Work required: Identify every line in the records below that contains the word "object", and copy each of those lines.

┄┄┄┄┄┄

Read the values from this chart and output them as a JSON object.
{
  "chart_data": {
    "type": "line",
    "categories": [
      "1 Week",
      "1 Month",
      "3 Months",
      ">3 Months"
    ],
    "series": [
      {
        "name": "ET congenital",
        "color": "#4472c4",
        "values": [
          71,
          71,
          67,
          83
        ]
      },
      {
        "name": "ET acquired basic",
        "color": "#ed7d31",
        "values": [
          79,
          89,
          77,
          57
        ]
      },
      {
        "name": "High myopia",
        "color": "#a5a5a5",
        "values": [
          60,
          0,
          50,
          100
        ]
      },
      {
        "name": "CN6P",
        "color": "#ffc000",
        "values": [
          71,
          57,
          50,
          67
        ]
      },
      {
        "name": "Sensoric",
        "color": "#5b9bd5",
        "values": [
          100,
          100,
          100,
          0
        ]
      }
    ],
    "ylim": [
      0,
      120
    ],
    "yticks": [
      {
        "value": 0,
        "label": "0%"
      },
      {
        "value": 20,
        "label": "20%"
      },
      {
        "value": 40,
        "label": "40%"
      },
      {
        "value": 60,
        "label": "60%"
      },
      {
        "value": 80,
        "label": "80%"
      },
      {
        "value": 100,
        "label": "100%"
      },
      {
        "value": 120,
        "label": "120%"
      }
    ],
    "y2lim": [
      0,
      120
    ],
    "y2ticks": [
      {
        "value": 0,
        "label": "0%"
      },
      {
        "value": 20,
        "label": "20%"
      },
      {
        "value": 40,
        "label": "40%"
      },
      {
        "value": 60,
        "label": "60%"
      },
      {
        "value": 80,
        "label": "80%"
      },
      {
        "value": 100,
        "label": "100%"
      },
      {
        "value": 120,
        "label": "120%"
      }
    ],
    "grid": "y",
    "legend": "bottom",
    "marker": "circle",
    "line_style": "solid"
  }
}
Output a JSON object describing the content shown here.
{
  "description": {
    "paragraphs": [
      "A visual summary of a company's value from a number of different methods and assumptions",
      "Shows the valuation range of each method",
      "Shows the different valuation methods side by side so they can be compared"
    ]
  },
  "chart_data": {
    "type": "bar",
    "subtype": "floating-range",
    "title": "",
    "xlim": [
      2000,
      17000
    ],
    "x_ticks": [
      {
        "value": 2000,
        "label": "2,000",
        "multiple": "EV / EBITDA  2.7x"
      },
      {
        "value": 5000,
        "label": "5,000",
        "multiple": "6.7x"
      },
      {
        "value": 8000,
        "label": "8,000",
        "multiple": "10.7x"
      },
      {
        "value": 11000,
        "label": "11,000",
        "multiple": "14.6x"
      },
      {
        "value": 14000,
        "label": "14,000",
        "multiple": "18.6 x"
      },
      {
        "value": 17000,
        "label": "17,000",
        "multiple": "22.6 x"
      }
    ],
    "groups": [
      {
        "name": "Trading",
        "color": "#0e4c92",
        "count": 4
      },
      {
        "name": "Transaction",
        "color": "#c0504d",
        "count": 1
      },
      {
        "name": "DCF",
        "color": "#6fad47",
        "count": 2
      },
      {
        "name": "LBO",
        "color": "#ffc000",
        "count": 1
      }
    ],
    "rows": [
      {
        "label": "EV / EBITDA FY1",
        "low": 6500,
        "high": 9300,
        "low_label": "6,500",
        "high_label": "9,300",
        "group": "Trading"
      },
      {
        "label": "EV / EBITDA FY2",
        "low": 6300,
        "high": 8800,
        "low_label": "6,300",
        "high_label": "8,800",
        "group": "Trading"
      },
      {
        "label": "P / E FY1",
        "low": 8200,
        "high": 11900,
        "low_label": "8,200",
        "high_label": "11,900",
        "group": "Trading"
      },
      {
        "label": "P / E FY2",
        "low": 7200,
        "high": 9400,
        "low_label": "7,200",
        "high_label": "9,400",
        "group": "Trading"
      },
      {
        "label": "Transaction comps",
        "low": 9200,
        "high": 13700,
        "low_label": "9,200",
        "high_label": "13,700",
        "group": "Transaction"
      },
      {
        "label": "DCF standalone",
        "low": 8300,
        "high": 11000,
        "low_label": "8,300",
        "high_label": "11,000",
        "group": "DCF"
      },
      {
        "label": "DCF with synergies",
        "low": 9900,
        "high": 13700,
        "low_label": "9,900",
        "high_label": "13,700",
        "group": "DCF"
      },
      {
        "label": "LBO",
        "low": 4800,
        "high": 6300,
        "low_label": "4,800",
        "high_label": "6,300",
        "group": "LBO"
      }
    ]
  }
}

┄┄┄┄┄┄

Exercise response:
Read the values from this chart and output them as a JSON object.
Output a JSON object describing the content shown here.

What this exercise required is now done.